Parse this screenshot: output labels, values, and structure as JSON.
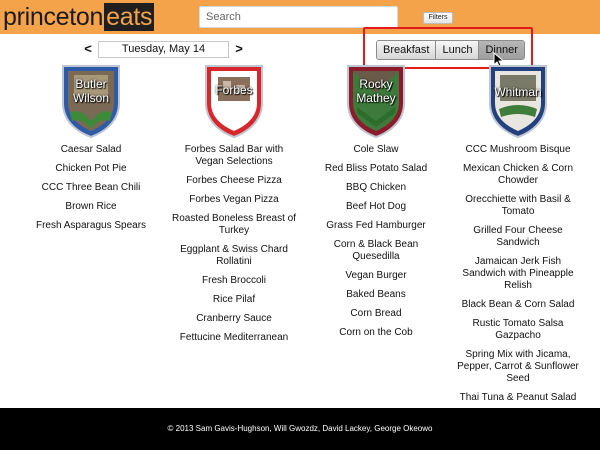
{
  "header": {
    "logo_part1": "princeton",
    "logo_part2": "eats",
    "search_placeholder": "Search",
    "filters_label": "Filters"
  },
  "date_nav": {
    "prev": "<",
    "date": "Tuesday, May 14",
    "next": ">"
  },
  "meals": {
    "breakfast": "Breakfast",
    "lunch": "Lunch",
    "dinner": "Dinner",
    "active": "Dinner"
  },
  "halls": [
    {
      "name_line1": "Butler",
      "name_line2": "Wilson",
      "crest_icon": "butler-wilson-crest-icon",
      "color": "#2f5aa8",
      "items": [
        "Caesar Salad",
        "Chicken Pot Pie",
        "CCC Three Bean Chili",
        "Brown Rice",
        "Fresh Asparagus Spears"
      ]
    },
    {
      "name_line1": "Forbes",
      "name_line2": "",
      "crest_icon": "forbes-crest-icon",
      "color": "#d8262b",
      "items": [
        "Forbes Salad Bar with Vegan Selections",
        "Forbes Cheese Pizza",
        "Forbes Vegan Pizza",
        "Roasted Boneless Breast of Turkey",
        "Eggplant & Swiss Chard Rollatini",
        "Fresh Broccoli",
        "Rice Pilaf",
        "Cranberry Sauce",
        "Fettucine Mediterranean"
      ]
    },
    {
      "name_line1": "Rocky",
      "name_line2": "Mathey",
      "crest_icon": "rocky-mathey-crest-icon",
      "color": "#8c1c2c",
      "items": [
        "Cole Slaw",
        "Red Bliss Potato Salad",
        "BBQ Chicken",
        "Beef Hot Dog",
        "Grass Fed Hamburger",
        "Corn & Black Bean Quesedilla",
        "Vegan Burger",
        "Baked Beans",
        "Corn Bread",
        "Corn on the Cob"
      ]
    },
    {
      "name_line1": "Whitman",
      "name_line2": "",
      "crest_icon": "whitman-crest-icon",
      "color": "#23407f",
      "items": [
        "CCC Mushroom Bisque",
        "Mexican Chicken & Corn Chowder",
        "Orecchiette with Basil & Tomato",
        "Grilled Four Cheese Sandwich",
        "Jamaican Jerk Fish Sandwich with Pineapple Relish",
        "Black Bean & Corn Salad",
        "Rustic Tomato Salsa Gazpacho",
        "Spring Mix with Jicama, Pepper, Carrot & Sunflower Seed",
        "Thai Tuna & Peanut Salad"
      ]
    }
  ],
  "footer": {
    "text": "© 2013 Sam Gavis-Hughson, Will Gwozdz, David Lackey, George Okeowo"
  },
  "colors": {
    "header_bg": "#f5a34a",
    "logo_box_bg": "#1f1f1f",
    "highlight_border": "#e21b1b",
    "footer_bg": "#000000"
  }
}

==

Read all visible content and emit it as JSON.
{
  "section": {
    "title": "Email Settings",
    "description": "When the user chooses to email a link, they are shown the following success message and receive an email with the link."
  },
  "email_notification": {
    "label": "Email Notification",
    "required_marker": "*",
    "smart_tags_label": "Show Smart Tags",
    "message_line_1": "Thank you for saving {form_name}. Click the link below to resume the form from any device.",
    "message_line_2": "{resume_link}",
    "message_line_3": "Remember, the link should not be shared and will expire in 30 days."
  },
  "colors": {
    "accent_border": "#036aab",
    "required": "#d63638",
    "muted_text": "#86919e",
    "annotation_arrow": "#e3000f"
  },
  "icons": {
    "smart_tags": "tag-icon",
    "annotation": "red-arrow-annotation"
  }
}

- Exercise description
Read through the data and copy every line where "Sandwich" shows up.

- Response below
        "Grilled Four Cheese Sandwich",
        "Jamaican Jerk Fish Sandwich with Pineapple Relish",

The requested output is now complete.